- [AIM OF THE EXERCISE]
Every entry below must be repeated exactly; skip the pictures.

- [DATA SUPPLIED]

• • • • • • •

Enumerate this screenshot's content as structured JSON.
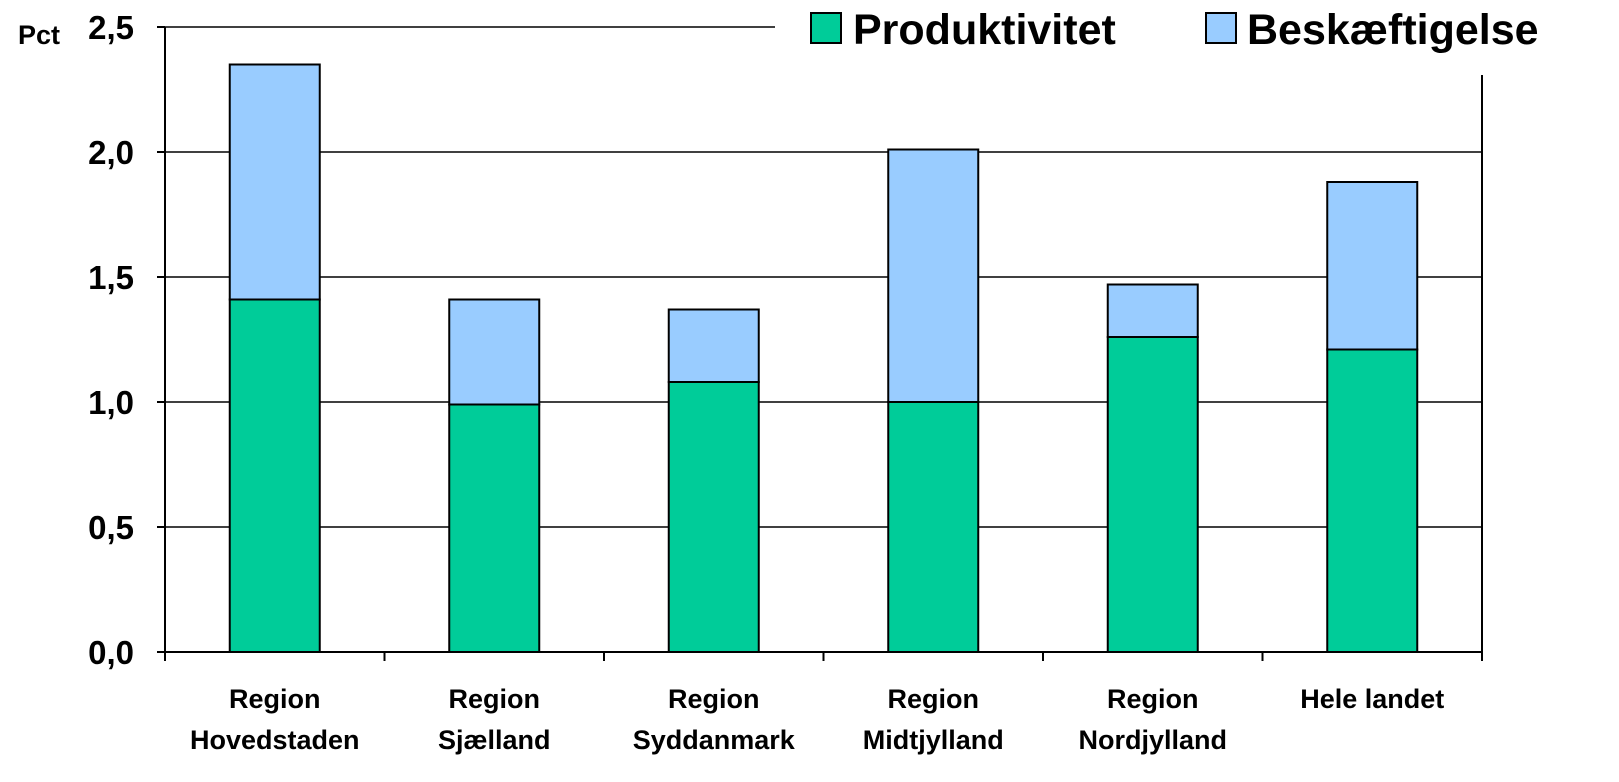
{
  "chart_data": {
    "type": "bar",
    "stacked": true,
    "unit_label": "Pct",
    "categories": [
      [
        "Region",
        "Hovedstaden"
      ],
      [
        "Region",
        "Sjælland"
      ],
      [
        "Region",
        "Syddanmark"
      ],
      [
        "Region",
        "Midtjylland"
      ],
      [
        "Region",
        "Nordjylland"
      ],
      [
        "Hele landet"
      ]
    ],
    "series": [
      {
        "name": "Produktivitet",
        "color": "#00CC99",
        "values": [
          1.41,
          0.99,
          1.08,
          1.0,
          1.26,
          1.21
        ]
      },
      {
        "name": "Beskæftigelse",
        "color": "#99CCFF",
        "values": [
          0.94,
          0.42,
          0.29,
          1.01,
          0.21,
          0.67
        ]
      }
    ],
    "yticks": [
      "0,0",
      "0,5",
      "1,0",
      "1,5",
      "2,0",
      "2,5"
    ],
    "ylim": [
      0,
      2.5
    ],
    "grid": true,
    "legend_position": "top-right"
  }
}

• • • • • • •

- [TASK ANSWER]
Enumerate this screenshot's content as structured JSON.
{
  "chart_data": {
    "type": "bar",
    "stacked": true,
    "unit_label": "Pct",
    "categories": [
      [
        "Region",
        "Hovedstaden"
      ],
      [
        "Region",
        "Sjælland"
      ],
      [
        "Region",
        "Syddanmark"
      ],
      [
        "Region",
        "Midtjylland"
      ],
      [
        "Region",
        "Nordjylland"
      ],
      [
        "Hele landet"
      ]
    ],
    "series": [
      {
        "name": "Produktivitet",
        "color": "#00CC99",
        "values": [
          1.41,
          0.99,
          1.08,
          1.0,
          1.26,
          1.21
        ]
      },
      {
        "name": "Beskæftigelse",
        "color": "#99CCFF",
        "values": [
          0.94,
          0.42,
          0.29,
          1.01,
          0.21,
          0.67
        ]
      }
    ],
    "yticks": [
      "0,0",
      "0,5",
      "1,0",
      "1,5",
      "2,0",
      "2,5"
    ],
    "ylim": [
      0,
      2.5
    ],
    "grid": true,
    "legend_position": "top-right"
  }
}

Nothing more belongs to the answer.